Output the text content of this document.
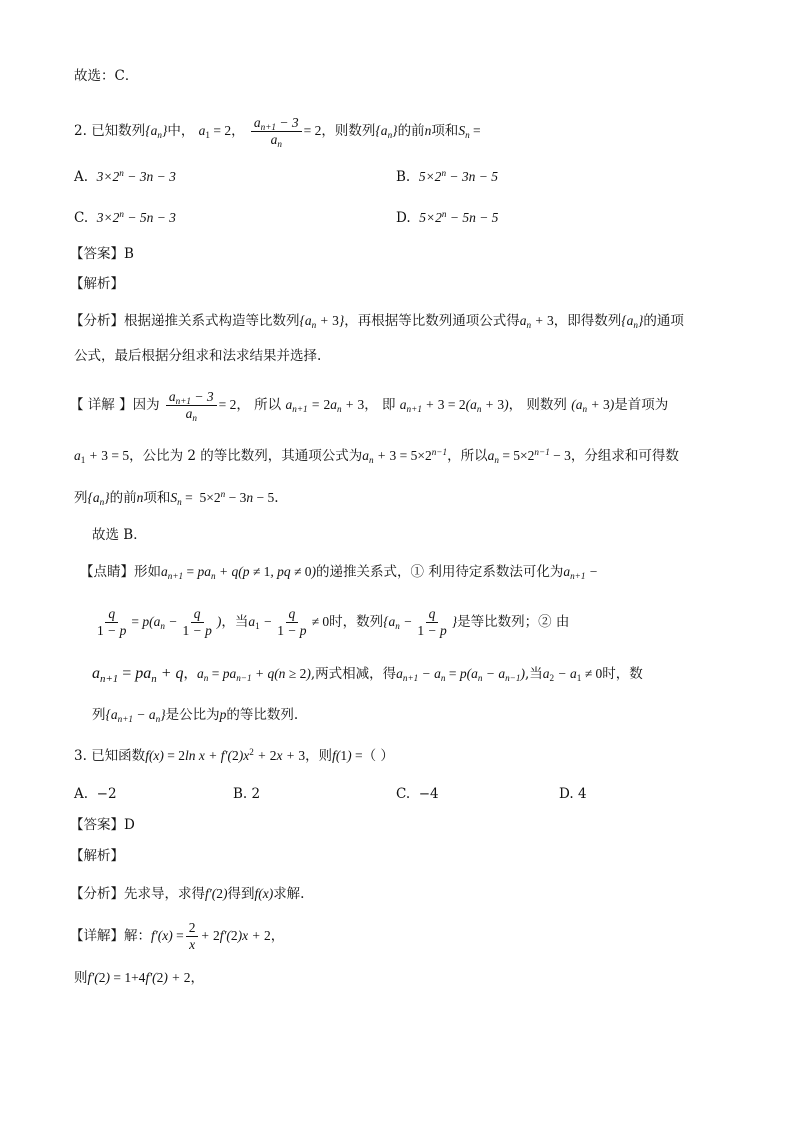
故选：C．
2. 已知数列$\{a_n\}$中， $a_1 = 2$， $\frac{a_{n+1} - 3}{a_n} = 2$，则数列$\{a_n\}$的前n项和$S_n$ =
A. $3\times 2^n - 3n - 3$	B. $5\times 2^n - 3n - 5$
C. $3\times 2^n - 5n - 3$	D. $5\times 2^n - 5n - 5$
【答案】B
【解析】
【分析】根据递推关系式构造等比数列$\{a_n + 3\}$，再根据等比数列通项公式得$a_n + 3$，即得数列$\{a_n\}$的通项
公式，最后根据分组求和法求结果并选择.
【 详解 】因为 $\frac{a_{n+1} - 3}{a_n} = 2$， 所以 $a_{n+1} = 2a_n + 3$， 即 $a_{n+1} + 3 = 2(a_n + 3)$， 则数列 $(a_n + 3)$是首项为
$a_1 + 3 = 5$，公比为 2 的等比数列，其通项公式为$a_n + 3 = 5\times 2^{n-1}$，所以$a_n = 5\times 2^{n-1} - 3$，分组求和可得数
列$\{a_n\}$的前n项和$S_n = 5\times 2^n - 3n - 5$.
故选 B．
【点睛】形如$a_{n+1} = pa_n + q(p \ne 1$, pq ≠ 0)的递推关系式，① 利用待定系数法可化为$a_{n+1}$ −
$\frac{q}{1 - p} = p(a_n - \frac{q}{1 - p}$ )，当$a_1 - \frac{q}{1 - p} \ne 0$时，数列{$a_n - \frac{q}{1 - p}$ }是等比数列；② 由
$a_{n+1} = pa_n + q$，$a_n = pa_{n-1} + q(n \ge 2)$,两式相减，得$a_{n+1} - a_n = p(a_n - a_{n-1})$,当$a_2 - a_1 \ne 0$时，数
列$\{a_{n+1} - a_n\}$是公比为p的等比数列.
3. 已知函数f(x) = 2ln $x + f'(2)x^2 + 2x + 3$，则f(1) =（ ）
A. −2	B. 2	C. −4	D. 4
【答案】D
【解析】
【分析】先求导，求得f′(2)得到f(x)求解.
【详解】解：$f'(x) = \frac{2}{x} + 2f'(2)x + 2$，
则f′(2) = 1+4f′(2) + 2，
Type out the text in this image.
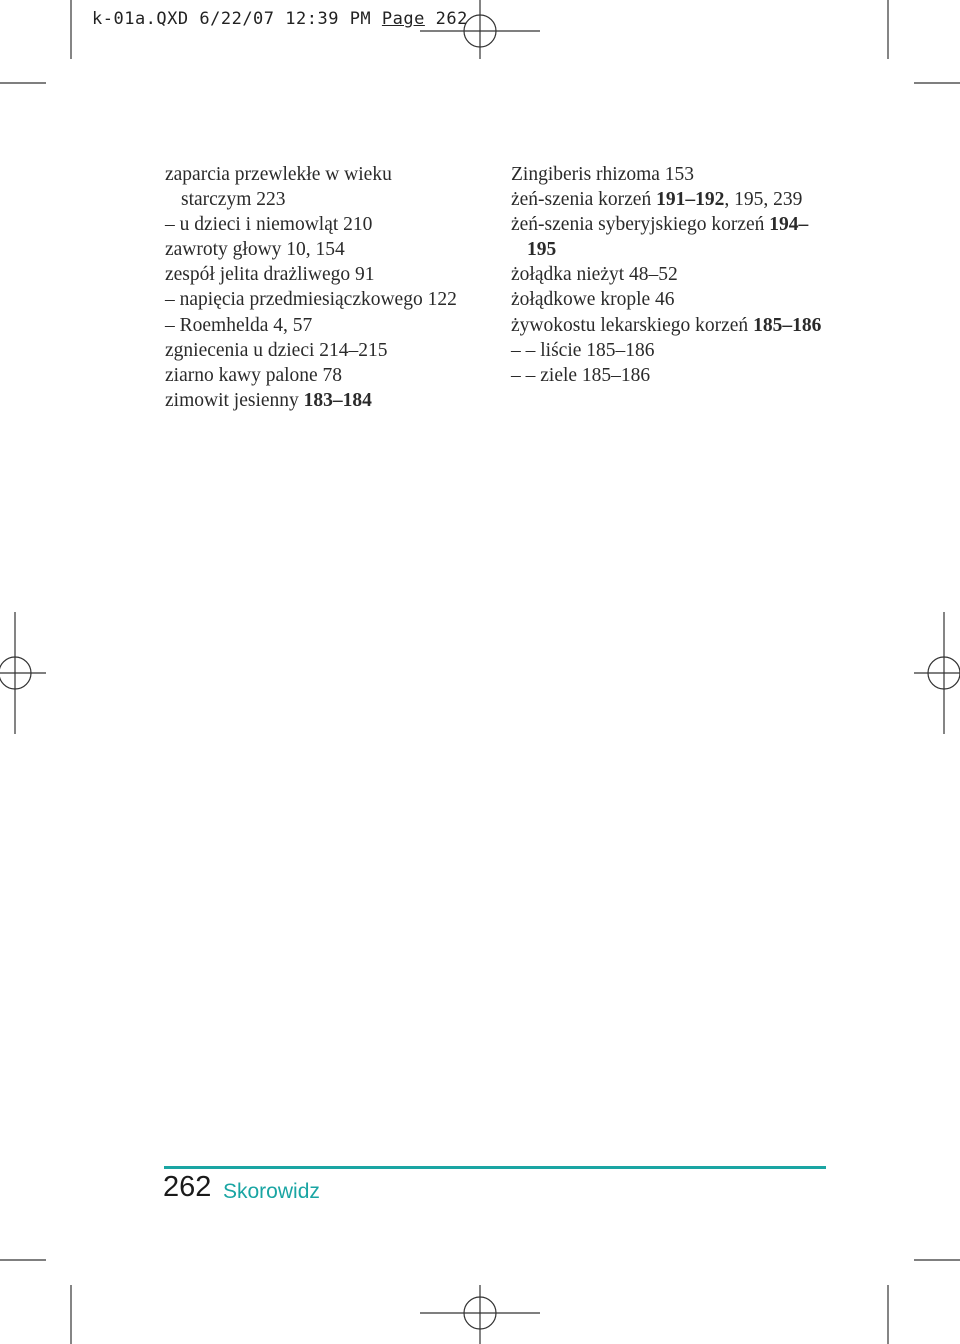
k-01a.QXD 6/22/07 12:39 PM Page 262
zaparcia przewlekłe w wieku starczym 223
– u dzieci i niemowląt 210
zawroty głowy 10, 154
zespół jelita drażliwego 91
– napięcia przedmiesiączkowego 122
– Roemhelda 4, 57
zgniecenia u dzieci 214–215
ziarno kawy palone 78
zimowit jesienny 183–184
Zingiberis rhizoma 153
żeń-szenia korzeń 191–192, 195, 239
żeń-szenia syberyjskiego korzeń 194– 195
żołądka nieżyt 48–52
żołądkowe krople 46
żywokostu lekarskiego korzeń 185–186
– – liście 185–186
– – ziele 185–186
262 Skorowidz
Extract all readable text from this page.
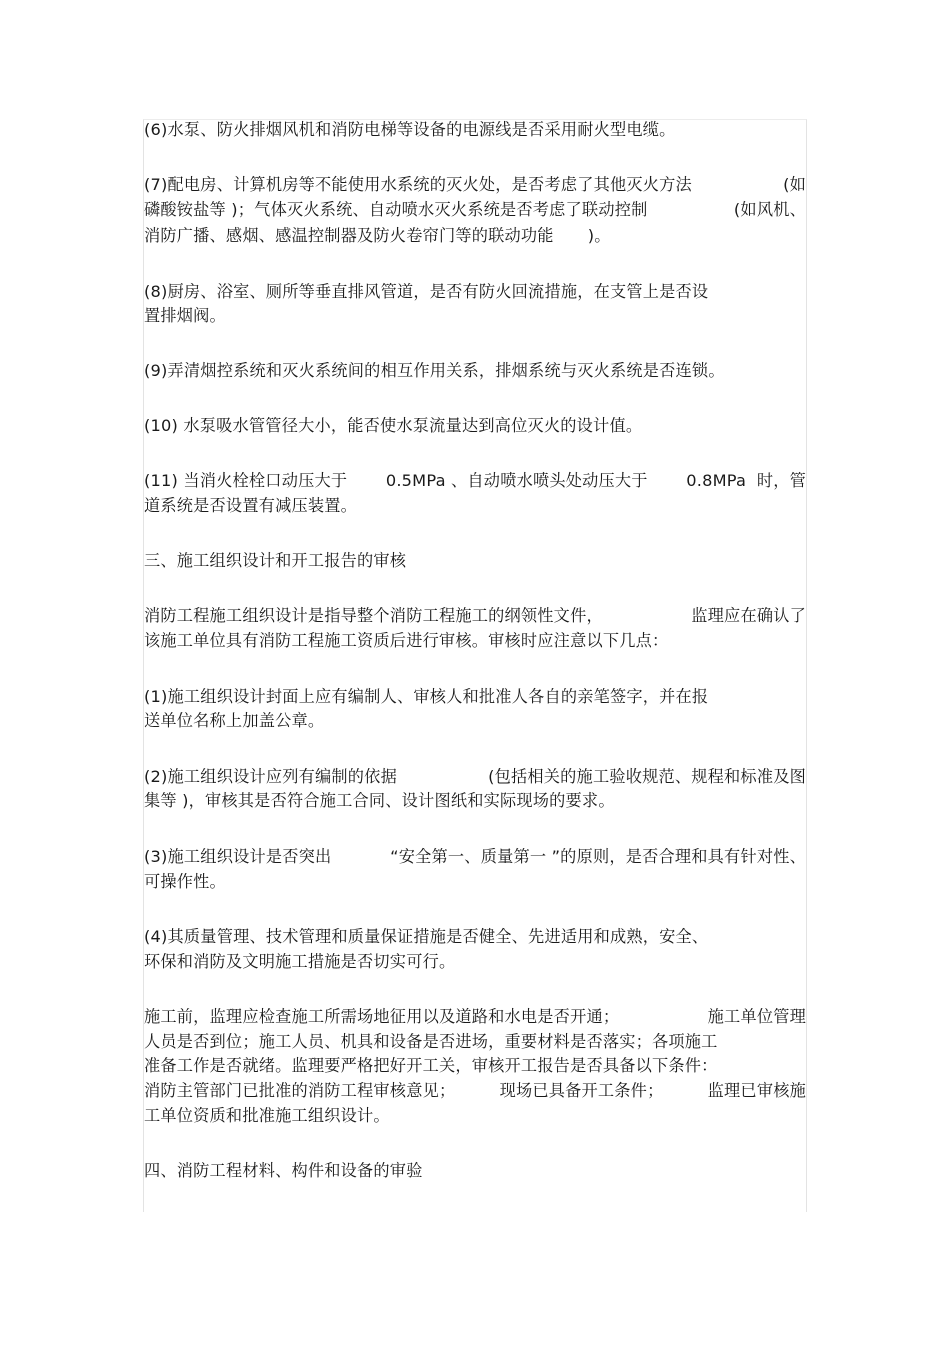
(6)水泵、防火排烟风机和消防电梯等设备的电源线是否采用耐火型电缆。
(7)配电房、计算机房等不能使用水系统的灭火处，是否考虑了其他灭火方法	(如
磷酸铵盐等 )；气体灭火系统、自动喷水灭火系统是否考虑了联动控制	(如风机、
消防广播、感烟、感温控制器及防火卷帘门等的联动功能 )。
(8)厨房、浴室、厕所等垂直排风管道，是否有防火回流措施，在支管上是否设
置排烟阀。
(9)弄清烟控系统和灭火系统间的相互作用关系，排烟系统与灭火系统是否连锁。
(10) 水泵吸水管管径大小，能否使水泵流量达到高位灭火的设计值。
(11) 当消火栓栓口动压大于 0.5MPa 、自动喷水喷头处动压大于 0.8MPa  时，管
道系统是否设置有减压装置。
三、施工组织设计和开工报告的审核
消防工程施工组织设计是指导整个消防工程施工的纲领性文件，	监理应在确认了
该施工单位具有消防工程施工资质后进行审核。审核时应注意以下几点：
(1)施工组织设计封面上应有编制人、审核人和批准人各自的亲笔签字，并在报
送单位名称上加盖公章。
(2)施工组织设计应列有编制的依据	(包括相关的施工验收规范、规程和标准及图
集等 )，审核其是否符合施工合同、设计图纸和实际现场的要求。
(3)施工组织设计是否突出	“安全第一、质量第一 ”的原则，是否合理和具有针对性、
可操作性。
(4)其质量管理、技术管理和质量保证措施是否健全、先进适用和成熟，安全、
环保和消防及文明施工措施是否切实可行。
施工前，监理应检查施工所需场地征用以及道路和水电是否开通；	施工单位管理
人员是否到位；施工人员、机具和设备是否进场，重要材料是否落实；各项施工
准备工作是否就绪。监理要严格把好开工关，审核开工报告是否具备以下条件：
消防主管部门已批准的消防工程审核意见；	现场已具备开工条件；	监理已审核施
工单位资质和批准施工组织设计。
四、消防工程材料、构件和设备的审验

**What you should do:**
Return the material exactly as given, apart from the pictures.

**Solution below:**
Output the text content of this document.
故选：C．
2. 已知数列$\{a_n\}$中， $a_1 = 2$， $\frac{a_{n+1} - 3}{a_n} = 2$，则数列$\{a_n\}$的前n项和$S_n$ =
A. $3\times 2^n - 3n - 3$	B. $5\times 2^n - 3n - 5$
C. $3\times 2^n - 5n - 3$	D. $5\times 2^n - 5n - 5$
【答案】B
【解析】
【分析】根据递推关系式构造等比数列$\{a_n + 3\}$，再根据等比数列通项公式得$a_n + 3$，即得数列$\{a_n\}$的通项
公式，最后根据分组求和法求结果并选择.
【 详解 】因为 $\frac{a_{n+1} - 3}{a_n} = 2$， 所以 $a_{n+1} = 2a_n + 3$， 即 $a_{n+1} + 3 = 2(a_n + 3)$， 则数列 $(a_n + 3)$是首项为
$a_1 + 3 = 5$，公比为 2 的等比数列，其通项公式为$a_n + 3 = 5\times 2^{n-1}$，所以$a_n = 5\times 2^{n-1} - 3$，分组求和可得数
列$\{a_n\}$的前n项和$S_n = 5\times 2^n - 3n - 5$.
故选 B．
【点睛】形如$a_{n+1} = pa_n + q(p \ne 1$, pq ≠ 0)的递推关系式，① 利用待定系数法可化为$a_{n+1}$ −
$\frac{q}{1 - p} = p(a_n - \frac{q}{1 - p}$ )，当$a_1 - \frac{q}{1 - p} \ne 0$时，数列{$a_n - \frac{q}{1 - p}$ }是等比数列；② 由
$a_{n+1} = pa_n + q$，$a_n = pa_{n-1} + q(n \ge 2)$,两式相减，得$a_{n+1} - a_n = p(a_n - a_{n-1})$,当$a_2 - a_1 \ne 0$时，数
列$\{a_{n+1} - a_n\}$是公比为p的等比数列.
3. 已知函数f(x) = 2ln $x + f'(2)x^2 + 2x + 3$，则f(1) =（ ）
A. −2	B. 2	C. −4	D. 4
【答案】D
【解析】
【分析】先求导，求得f′(2)得到f(x)求解.
【详解】解：$f'(x) = \frac{2}{x} + 2f'(2)x + 2$，
则f′(2) = 1+4f′(2) + 2，
Type out the text in this image.
k-01a.QXD 6/22/07 12:39 PM Page 262
zaparcia przewlekłe w wieku starczym 223
– u dzieci i niemowląt 210
zawroty głowy 10, 154
zespół jelita drażliwego 91
– napięcia przedmiesiączkowego 122
– Roemhelda 4, 57
zgniecenia u dzieci 214–215
ziarno kawy palone 78
zimowit jesienny 183–184
Zingiberis rhizoma 153
żeń-szenia korzeń 191–192, 195, 239
żeń-szenia syberyjskiego korzeń 194– 195
żołądka nieżyt 48–52
żołądkowe krople 46
żywokostu lekarskiego korzeń 185–186
– – liście 185–186
– – ziele 185–186
262 Skorowidz
Extract all readable text from this page.
(6)水泵、防火排烟风机和消防电梯等设备的电源线是否采用耐火型电缆。
(7)配电房、计算机房等不能使用水系统的灭火处，是否考虑了其他灭火方法	(如
磷酸铵盐等 )；气体灭火系统、自动喷水灭火系统是否考虑了联动控制	(如风机、
消防广播、感烟、感温控制器及防火卷帘门等的联动功能 )。
(8)厨房、浴室、厕所等垂直排风管道，是否有防火回流措施，在支管上是否设
置排烟阀。
(9)弄清烟控系统和灭火系统间的相互作用关系，排烟系统与灭火系统是否连锁。
(10) 水泵吸水管管径大小，能否使水泵流量达到高位灭火的设计值。
(11) 当消火栓栓口动压大于 0.5MPa 、自动喷水喷头处动压大于 0.8MPa  时，管
道系统是否设置有减压装置。
三、施工组织设计和开工报告的审核
消防工程施工组织设计是指导整个消防工程施工的纲领性文件，	监理应在确认了
该施工单位具有消防工程施工资质后进行审核。审核时应注意以下几点：
(1)施工组织设计封面上应有编制人、审核人和批准人各自的亲笔签字，并在报
送单位名称上加盖公章。
(2)施工组织设计应列有编制的依据	(包括相关的施工验收规范、规程和标准及图
集等 )，审核其是否符合施工合同、设计图纸和实际现场的要求。
(3)施工组织设计是否突出	“安全第一、质量第一 ”的原则，是否合理和具有针对性、
可操作性。
(4)其质量管理、技术管理和质量保证措施是否健全、先进适用和成熟，安全、
环保和消防及文明施工措施是否切实可行。
施工前，监理应检查施工所需场地征用以及道路和水电是否开通；	施工单位管理
人员是否到位；施工人员、机具和设备是否进场，重要材料是否落实；各项施工
准备工作是否就绪。监理要严格把好开工关，审核开工报告是否具备以下条件：
消防主管部门已批准的消防工程审核意见；	现场已具备开工条件；	监理已审核施
工单位资质和批准施工组织设计。
四、消防工程材料、构件和设备的审验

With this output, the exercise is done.